- **Requirement**
When you reach the entries below, transcribe each one exactly as it stands.

- **Document page data**
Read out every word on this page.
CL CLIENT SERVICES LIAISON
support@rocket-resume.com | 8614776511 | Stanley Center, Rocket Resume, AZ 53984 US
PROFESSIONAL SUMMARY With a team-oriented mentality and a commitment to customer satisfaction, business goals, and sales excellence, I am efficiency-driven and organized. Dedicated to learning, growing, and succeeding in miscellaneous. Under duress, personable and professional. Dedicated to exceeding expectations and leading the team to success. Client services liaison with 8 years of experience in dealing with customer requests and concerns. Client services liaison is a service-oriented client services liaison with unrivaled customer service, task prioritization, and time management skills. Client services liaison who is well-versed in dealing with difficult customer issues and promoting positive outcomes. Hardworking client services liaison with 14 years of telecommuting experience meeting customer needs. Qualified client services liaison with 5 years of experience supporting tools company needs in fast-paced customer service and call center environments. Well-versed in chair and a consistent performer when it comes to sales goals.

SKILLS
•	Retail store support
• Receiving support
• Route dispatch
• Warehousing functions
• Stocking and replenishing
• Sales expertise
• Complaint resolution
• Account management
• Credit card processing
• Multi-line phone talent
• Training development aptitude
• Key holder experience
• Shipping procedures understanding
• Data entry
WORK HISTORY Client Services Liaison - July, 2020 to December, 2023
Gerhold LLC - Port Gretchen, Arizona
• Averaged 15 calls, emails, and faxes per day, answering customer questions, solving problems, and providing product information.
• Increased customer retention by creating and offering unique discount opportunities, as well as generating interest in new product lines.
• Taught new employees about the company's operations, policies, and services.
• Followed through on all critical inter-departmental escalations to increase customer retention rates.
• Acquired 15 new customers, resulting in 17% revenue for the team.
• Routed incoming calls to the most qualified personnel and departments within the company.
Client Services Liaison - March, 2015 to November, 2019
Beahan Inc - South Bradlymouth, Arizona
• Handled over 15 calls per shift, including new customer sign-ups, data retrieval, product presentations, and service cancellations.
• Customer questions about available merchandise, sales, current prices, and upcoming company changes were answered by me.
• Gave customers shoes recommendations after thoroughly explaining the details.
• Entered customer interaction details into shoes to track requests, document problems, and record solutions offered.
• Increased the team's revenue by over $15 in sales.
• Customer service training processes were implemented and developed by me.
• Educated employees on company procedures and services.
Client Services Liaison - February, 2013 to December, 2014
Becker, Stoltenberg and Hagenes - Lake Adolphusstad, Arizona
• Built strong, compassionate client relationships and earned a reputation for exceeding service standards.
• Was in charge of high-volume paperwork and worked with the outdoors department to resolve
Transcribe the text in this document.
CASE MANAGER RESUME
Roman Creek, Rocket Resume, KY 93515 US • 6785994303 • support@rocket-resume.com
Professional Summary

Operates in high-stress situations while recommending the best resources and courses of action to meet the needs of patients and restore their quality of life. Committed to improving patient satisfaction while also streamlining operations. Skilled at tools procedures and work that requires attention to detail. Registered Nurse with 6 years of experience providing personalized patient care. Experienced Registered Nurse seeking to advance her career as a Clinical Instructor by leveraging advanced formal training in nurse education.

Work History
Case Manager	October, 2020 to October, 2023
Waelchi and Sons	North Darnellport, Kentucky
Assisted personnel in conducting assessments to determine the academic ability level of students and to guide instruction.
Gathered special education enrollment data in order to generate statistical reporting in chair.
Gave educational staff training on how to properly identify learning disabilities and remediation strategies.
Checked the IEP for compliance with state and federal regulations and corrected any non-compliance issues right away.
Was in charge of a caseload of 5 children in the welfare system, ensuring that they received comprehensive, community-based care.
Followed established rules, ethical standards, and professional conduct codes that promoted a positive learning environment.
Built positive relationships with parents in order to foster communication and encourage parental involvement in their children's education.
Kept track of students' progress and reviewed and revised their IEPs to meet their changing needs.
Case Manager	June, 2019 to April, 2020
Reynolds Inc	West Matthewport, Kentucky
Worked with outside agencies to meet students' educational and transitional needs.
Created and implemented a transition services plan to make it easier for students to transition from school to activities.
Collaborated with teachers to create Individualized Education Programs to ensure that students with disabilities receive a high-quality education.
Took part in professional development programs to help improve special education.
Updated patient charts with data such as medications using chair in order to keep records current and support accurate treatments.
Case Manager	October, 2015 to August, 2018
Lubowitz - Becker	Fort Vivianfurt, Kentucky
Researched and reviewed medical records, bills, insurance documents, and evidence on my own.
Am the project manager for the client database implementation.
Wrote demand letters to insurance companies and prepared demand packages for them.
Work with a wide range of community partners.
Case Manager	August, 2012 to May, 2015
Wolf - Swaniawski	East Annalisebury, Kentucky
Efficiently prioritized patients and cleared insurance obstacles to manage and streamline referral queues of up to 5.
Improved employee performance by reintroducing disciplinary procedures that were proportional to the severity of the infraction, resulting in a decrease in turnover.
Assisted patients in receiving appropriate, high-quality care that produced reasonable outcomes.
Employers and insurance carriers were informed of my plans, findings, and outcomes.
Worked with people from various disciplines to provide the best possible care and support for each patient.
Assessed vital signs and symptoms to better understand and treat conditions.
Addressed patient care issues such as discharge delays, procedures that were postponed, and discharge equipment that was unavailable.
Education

- **The completed task**
Read out every word on this page.
CL CLIENT SERVICES LIAISON
support@rocket-resume.com | 8614776511 | Stanley Center, Rocket Resume, AZ 53984 US
PROFESSIONAL SUMMARY With a team-oriented mentality and a commitment to customer satisfaction, business goals, and sales excellence, I am efficiency-driven and organized. Dedicated to learning, growing, and succeeding in miscellaneous. Under duress, personable and professional. Dedicated to exceeding expectations and leading the team to success. Client services liaison with 8 years of experience in dealing with customer requests and concerns. Client services liaison is a service-oriented client services liaison with unrivaled customer service, task prioritization, and time management skills. Client services liaison who is well-versed in dealing with difficult customer issues and promoting positive outcomes. Hardworking client services liaison with 14 years of telecommuting experience meeting customer needs. Qualified client services liaison with 5 years of experience supporting tools company needs in fast-paced customer service and call center environments. Well-versed in chair and a consistent performer when it comes to sales goals.

SKILLS
•	Retail store support
• Receiving support
• Route dispatch
• Warehousing functions
• Stocking and replenishing
• Sales expertise
• Complaint resolution
• Account management
• Credit card processing
• Multi-line phone talent
• Training development aptitude
• Key holder experience
• Shipping procedures understanding
• Data entry
WORK HISTORY Client Services Liaison - July, 2020 to December, 2023
Gerhold LLC - Port Gretchen, Arizona
• Averaged 15 calls, emails, and faxes per day, answering customer questions, solving problems, and providing product information.
• Increased customer retention by creating and offering unique discount opportunities, as well as generating interest in new product lines.
• Taught new employees about the company's operations, policies, and services.
• Followed through on all critical inter-departmental escalations to increase customer retention rates.
• Acquired 15 new customers, resulting in 17% revenue for the team.
• Routed incoming calls to the most qualified personnel and departments within the company.
Client Services Liaison - March, 2015 to November, 2019
Beahan Inc - South Bradlymouth, Arizona
• Handled over 15 calls per shift, including new customer sign-ups, data retrieval, product presentations, and service cancellations.
• Customer questions about available merchandise, sales, current prices, and upcoming company changes were answered by me.
• Gave customers shoes recommendations after thoroughly explaining the details.
• Entered customer interaction details into shoes to track requests, document problems, and record solutions offered.
• Increased the team's revenue by over $15 in sales.
• Customer service training processes were implemented and developed by me.
• Educated employees on company procedures and services.
Client Services Liaison - February, 2013 to December, 2014
Becker, Stoltenberg and Hagenes - Lake Adolphusstad, Arizona
• Built strong, compassionate client relationships and earned a reputation for exceeding service standards.
• Was in charge of high-volume paperwork and worked with the outdoors department to resolve
Transcribe the text in this document.
CASE MANAGER RESUME
Roman Creek, Rocket Resume, KY 93515 US • 6785994303 • support@rocket-resume.com
Professional Summary

Operates in high-stress situations while recommending the best resources and courses of action to meet the needs of patients and restore their quality of life. Committed to improving patient satisfaction while also streamlining operations. Skilled at tools procedures and work that requires attention to detail. Registered Nurse with 6 years of experience providing personalized patient care. Experienced Registered Nurse seeking to advance her career as a Clinical Instructor by leveraging advanced formal training in nurse education.

Work History
Case Manager	October, 2020 to October, 2023
Waelchi and Sons	North Darnellport, Kentucky
Assisted personnel in conducting assessments to determine the academic ability level of students and to guide instruction.
Gathered special education enrollment data in order to generate statistical reporting in chair.
Gave educational staff training on how to properly identify learning disabilities and remediation strategies.
Checked the IEP for compliance with state and federal regulations and corrected any non-compliance issues right away.
Was in charge of a caseload of 5 children in the welfare system, ensuring that they received comprehensive, community-based care.
Followed established rules, ethical standards, and professional conduct codes that promoted a positive learning environment.
Built positive relationships with parents in order to foster communication and encourage parental involvement in their children's education.
Kept track of students' progress and reviewed and revised their IEPs to meet their changing needs.
Case Manager	June, 2019 to April, 2020
Reynolds Inc	West Matthewport, Kentucky
Worked with outside agencies to meet students' educational and transitional needs.
Created and implemented a transition services plan to make it easier for students to transition from school to activities.
Collaborated with teachers to create Individualized Education Programs to ensure that students with disabilities receive a high-quality education.
Took part in professional development programs to help improve special education.
Updated patient charts with data such as medications using chair in order to keep records current and support accurate treatments.
Case Manager	October, 2015 to August, 2018
Lubowitz - Becker	Fort Vivianfurt, Kentucky
Researched and reviewed medical records, bills, insurance documents, and evidence on my own.
Am the project manager for the client database implementation.
Wrote demand letters to insurance companies and prepared demand packages for them.
Work with a wide range of community partners.
Case Manager	August, 2012 to May, 2015
Wolf - Swaniawski	East Annalisebury, Kentucky
Efficiently prioritized patients and cleared insurance obstacles to manage and streamline referral queues of up to 5.
Improved employee performance by reintroducing disciplinary procedures that were proportional to the severity of the infraction, resulting in a decrease in turnover.
Assisted patients in receiving appropriate, high-quality care that produced reasonable outcomes.
Employers and insurance carriers were informed of my plans, findings, and outcomes.
Worked with people from various disciplines to provide the best possible care and support for each patient.
Assessed vital signs and symptoms to better understand and treat conditions.
Addressed patient care issues such as discharge delays, procedures that were postponed, and discharge equipment that was unavailable.
Education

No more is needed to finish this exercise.